_Requirement_:
Write each line out again exactly as written.

=-=-=

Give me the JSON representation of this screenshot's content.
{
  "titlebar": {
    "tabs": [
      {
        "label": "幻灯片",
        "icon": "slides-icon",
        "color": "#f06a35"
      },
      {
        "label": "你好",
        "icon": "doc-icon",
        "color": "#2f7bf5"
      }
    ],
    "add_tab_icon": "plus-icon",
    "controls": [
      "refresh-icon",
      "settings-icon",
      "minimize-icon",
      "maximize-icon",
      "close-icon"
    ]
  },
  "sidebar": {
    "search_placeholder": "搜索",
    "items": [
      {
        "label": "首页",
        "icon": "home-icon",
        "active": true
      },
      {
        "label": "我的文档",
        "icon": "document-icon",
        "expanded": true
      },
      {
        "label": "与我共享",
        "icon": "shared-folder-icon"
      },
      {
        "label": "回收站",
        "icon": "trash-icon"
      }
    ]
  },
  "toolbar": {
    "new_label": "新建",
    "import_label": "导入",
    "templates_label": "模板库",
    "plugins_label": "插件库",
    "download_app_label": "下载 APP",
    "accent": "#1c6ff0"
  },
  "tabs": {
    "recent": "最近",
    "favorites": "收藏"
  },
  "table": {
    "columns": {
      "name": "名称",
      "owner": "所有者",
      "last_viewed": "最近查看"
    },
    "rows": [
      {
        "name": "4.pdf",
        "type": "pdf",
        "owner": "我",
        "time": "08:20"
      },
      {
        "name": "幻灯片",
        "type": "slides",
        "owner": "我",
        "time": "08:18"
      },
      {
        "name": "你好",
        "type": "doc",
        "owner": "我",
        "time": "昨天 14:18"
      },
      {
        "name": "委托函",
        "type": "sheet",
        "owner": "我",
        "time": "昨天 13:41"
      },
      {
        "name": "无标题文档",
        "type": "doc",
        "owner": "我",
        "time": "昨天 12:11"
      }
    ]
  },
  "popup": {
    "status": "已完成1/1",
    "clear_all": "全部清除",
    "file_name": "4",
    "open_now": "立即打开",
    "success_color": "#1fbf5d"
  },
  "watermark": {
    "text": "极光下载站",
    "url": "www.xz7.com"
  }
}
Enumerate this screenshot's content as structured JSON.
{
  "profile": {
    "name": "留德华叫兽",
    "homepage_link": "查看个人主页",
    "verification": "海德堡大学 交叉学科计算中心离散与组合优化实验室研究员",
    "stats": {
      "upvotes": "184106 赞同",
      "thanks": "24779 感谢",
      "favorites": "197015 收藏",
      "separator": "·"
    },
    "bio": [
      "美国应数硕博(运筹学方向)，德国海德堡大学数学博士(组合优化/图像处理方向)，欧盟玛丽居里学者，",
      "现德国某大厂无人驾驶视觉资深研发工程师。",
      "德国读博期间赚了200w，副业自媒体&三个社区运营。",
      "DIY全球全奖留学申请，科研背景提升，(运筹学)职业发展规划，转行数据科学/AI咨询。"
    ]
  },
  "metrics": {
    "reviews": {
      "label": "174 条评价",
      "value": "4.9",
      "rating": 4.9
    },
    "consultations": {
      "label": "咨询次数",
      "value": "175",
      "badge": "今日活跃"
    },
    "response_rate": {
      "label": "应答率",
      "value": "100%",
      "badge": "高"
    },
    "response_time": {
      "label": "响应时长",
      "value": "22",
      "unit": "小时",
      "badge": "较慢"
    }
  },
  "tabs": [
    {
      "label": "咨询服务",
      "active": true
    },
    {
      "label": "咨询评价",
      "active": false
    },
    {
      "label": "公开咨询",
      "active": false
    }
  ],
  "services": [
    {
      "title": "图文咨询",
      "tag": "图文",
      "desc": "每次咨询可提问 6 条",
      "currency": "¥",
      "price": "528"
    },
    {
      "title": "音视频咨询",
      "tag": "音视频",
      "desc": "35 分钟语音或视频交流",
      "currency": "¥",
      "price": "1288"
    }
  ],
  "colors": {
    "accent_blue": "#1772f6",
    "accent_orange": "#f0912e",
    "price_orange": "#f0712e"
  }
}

=-=-=

_Written solution_:
Give me the JSON representation of this screenshot's content.
{
  "titlebar": {
    "tabs": [
      {
        "label": "幻灯片",
        "icon": "slides-icon",
        "color": "#f06a35"
      },
      {
        "label": "你好",
        "icon": "doc-icon",
        "color": "#2f7bf5"
      }
    ],
    "add_tab_icon": "plus-icon",
    "controls": [
      "refresh-icon",
      "settings-icon",
      "minimize-icon",
      "maximize-icon",
      "close-icon"
    ]
  },
  "sidebar": {
    "search_placeholder": "搜索",
    "items": [
      {
        "label": "首页",
        "icon": "home-icon",
        "active": true
      },
      {
        "label": "我的文档",
        "icon": "document-icon",
        "expanded": true
      },
      {
        "label": "与我共享",
        "icon": "shared-folder-icon"
      },
      {
        "label": "回收站",
        "icon": "trash-icon"
      }
    ]
  },
  "toolbar": {
    "new_label": "新建",
    "import_label": "导入",
    "templates_label": "模板库",
    "plugins_label": "插件库",
    "download_app_label": "下载 APP",
    "accent": "#1c6ff0"
  },
  "tabs": {
    "recent": "最近",
    "favorites": "收藏"
  },
  "table": {
    "columns": {
      "name": "名称",
      "owner": "所有者",
      "last_viewed": "最近查看"
    },
    "rows": [
      {
        "name": "4.pdf",
        "type": "pdf",
        "owner": "我",
        "time": "08:20"
      },
      {
        "name": "幻灯片",
        "type": "slides",
        "owner": "我",
        "time": "08:18"
      },
      {
        "name": "你好",
        "type": "doc",
        "owner": "我",
        "time": "昨天 14:18"
      },
      {
        "name": "委托函",
        "type": "sheet",
        "owner": "我",
        "time": "昨天 13:41"
      },
      {
        "name": "无标题文档",
        "type": "doc",
        "owner": "我",
        "time": "昨天 12:11"
      }
    ]
  },
  "popup": {
    "status": "已完成1/1",
    "clear_all": "全部清除",
    "file_name": "4",
    "open_now": "立即打开",
    "success_color": "#1fbf5d"
  },
  "watermark": {
    "text": "极光下载站",
    "url": "www.xz7.com"
  }
}
Enumerate this screenshot's content as structured JSON.
{
  "profile": {
    "name": "留德华叫兽",
    "homepage_link": "查看个人主页",
    "verification": "海德堡大学 交叉学科计算中心离散与组合优化实验室研究员",
    "stats": {
      "upvotes": "184106 赞同",
      "thanks": "24779 感谢",
      "favorites": "197015 收藏",
      "separator": "·"
    },
    "bio": [
      "美国应数硕博(运筹学方向)，德国海德堡大学数学博士(组合优化/图像处理方向)，欧盟玛丽居里学者，",
      "现德国某大厂无人驾驶视觉资深研发工程师。",
      "德国读博期间赚了200w，副业自媒体&三个社区运营。",
      "DIY全球全奖留学申请，科研背景提升，(运筹学)职业发展规划，转行数据科学/AI咨询。"
    ]
  },
  "metrics": {
    "reviews": {
      "label": "174 条评价",
      "value": "4.9",
      "rating": 4.9
    },
    "consultations": {
      "label": "咨询次数",
      "value": "175",
      "badge": "今日活跃"
    },
    "response_rate": {
      "label": "应答率",
      "value": "100%",
      "badge": "高"
    },
    "response_time": {
      "label": "响应时长",
      "value": "22",
      "unit": "小时",
      "badge": "较慢"
    }
  },
  "tabs": [
    {
      "label": "咨询服务",
      "active": true
    },
    {
      "label": "咨询评价",
      "active": false
    },
    {
      "label": "公开咨询",
      "active": false
    }
  ],
  "services": [
    {
      "title": "图文咨询",
      "tag": "图文",
      "desc": "每次咨询可提问 6 条",
      "currency": "¥",
      "price": "528"
    },
    {
      "title": "音视频咨询",
      "tag": "音视频",
      "desc": "35 分钟语音或视频交流",
      "currency": "¥",
      "price": "1288"
    }
  ],
  "colors": {
    "accent_blue": "#1772f6",
    "accent_orange": "#f0912e",
    "price_orange": "#f0712e"
  }
}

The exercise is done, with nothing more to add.